— TASK DIRECTIONS —
Can you repeat the listing from the line with "Annotate this image: element" up to and including the line with "button[interactable]: Home [184,852,232,900]", leaving the pictures out of your answer?

— EXERCISE DATA —
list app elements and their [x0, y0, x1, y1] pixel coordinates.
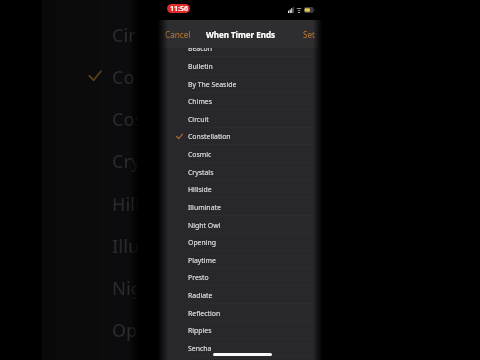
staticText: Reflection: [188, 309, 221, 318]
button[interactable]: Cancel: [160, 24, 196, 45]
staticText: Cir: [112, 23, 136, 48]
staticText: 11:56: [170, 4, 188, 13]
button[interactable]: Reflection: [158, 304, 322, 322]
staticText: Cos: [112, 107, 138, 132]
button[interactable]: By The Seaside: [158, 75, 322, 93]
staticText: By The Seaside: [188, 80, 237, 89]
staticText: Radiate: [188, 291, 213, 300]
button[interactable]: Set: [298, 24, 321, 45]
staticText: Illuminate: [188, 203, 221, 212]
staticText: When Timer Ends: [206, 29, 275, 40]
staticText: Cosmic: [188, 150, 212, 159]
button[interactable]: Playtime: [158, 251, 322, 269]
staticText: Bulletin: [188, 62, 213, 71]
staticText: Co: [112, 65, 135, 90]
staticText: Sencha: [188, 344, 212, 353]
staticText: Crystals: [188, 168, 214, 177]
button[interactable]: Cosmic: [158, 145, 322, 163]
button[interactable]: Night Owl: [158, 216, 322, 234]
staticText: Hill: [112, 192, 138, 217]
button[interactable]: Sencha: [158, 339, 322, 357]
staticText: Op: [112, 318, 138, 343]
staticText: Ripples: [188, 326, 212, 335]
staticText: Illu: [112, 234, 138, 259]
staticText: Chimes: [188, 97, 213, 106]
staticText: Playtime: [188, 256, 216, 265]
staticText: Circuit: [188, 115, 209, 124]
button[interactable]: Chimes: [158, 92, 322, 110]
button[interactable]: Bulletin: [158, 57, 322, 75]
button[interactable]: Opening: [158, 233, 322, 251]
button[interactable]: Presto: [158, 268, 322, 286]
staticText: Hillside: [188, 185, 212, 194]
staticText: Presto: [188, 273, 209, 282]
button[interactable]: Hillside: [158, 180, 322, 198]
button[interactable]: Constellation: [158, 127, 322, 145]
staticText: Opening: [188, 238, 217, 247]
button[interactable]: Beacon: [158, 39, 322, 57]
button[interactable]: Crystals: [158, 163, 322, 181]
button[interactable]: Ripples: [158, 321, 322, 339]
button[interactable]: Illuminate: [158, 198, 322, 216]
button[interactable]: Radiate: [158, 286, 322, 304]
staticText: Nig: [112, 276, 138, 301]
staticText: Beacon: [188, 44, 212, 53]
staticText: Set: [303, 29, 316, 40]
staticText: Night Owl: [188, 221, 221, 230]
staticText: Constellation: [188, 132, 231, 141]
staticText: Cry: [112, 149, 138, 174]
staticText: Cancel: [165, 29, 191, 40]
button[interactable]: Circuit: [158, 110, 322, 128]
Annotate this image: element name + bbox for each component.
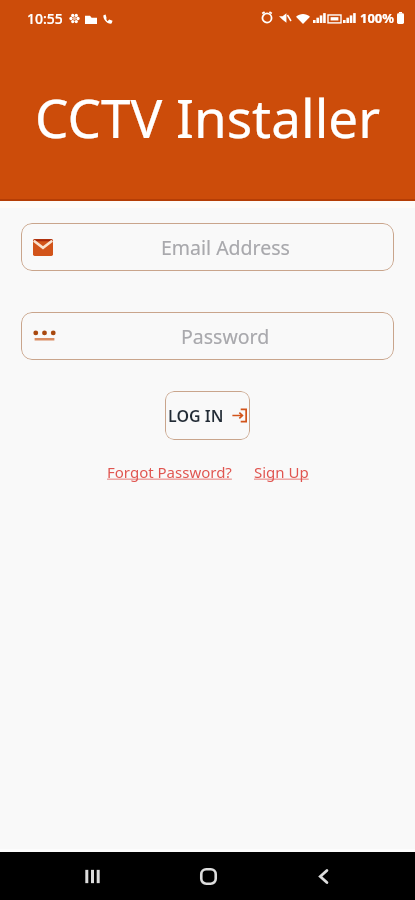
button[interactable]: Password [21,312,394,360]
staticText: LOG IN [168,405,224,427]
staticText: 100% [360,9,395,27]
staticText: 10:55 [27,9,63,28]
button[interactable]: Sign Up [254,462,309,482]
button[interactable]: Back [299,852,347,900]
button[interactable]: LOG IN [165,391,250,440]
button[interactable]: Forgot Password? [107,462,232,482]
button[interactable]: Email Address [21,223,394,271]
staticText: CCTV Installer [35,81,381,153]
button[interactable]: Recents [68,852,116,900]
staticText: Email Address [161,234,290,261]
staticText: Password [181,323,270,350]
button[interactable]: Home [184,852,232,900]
---
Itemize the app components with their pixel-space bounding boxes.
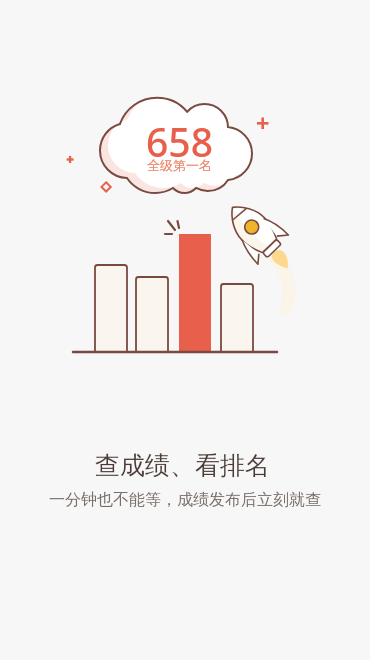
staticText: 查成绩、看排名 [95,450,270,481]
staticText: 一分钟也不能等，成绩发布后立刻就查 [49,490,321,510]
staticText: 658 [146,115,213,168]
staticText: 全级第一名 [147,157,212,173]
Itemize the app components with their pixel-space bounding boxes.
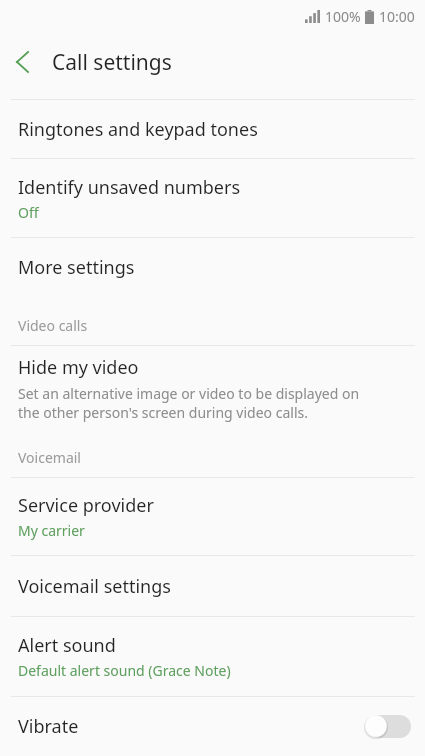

— ANSWER FOR THIS EXERCISE —
Annotate this image: element name + bbox for each component.
button[interactable]: Password [21,312,394,360]
staticText: LOG IN [168,405,224,427]
staticText: 100% [360,9,395,27]
staticText: 10:55 [27,9,63,28]
button[interactable]: Sign Up [254,462,309,482]
button[interactable]: Back [299,852,347,900]
button[interactable]: LOG IN [165,391,250,440]
button[interactable]: Forgot Password? [107,462,232,482]
button[interactable]: Email Address [21,223,394,271]
staticText: CCTV Installer [35,81,381,153]
button[interactable]: Recents [68,852,116,900]
staticText: Email Address [161,234,290,261]
staticText: Password [181,323,270,350]
button[interactable]: Home [184,852,232,900]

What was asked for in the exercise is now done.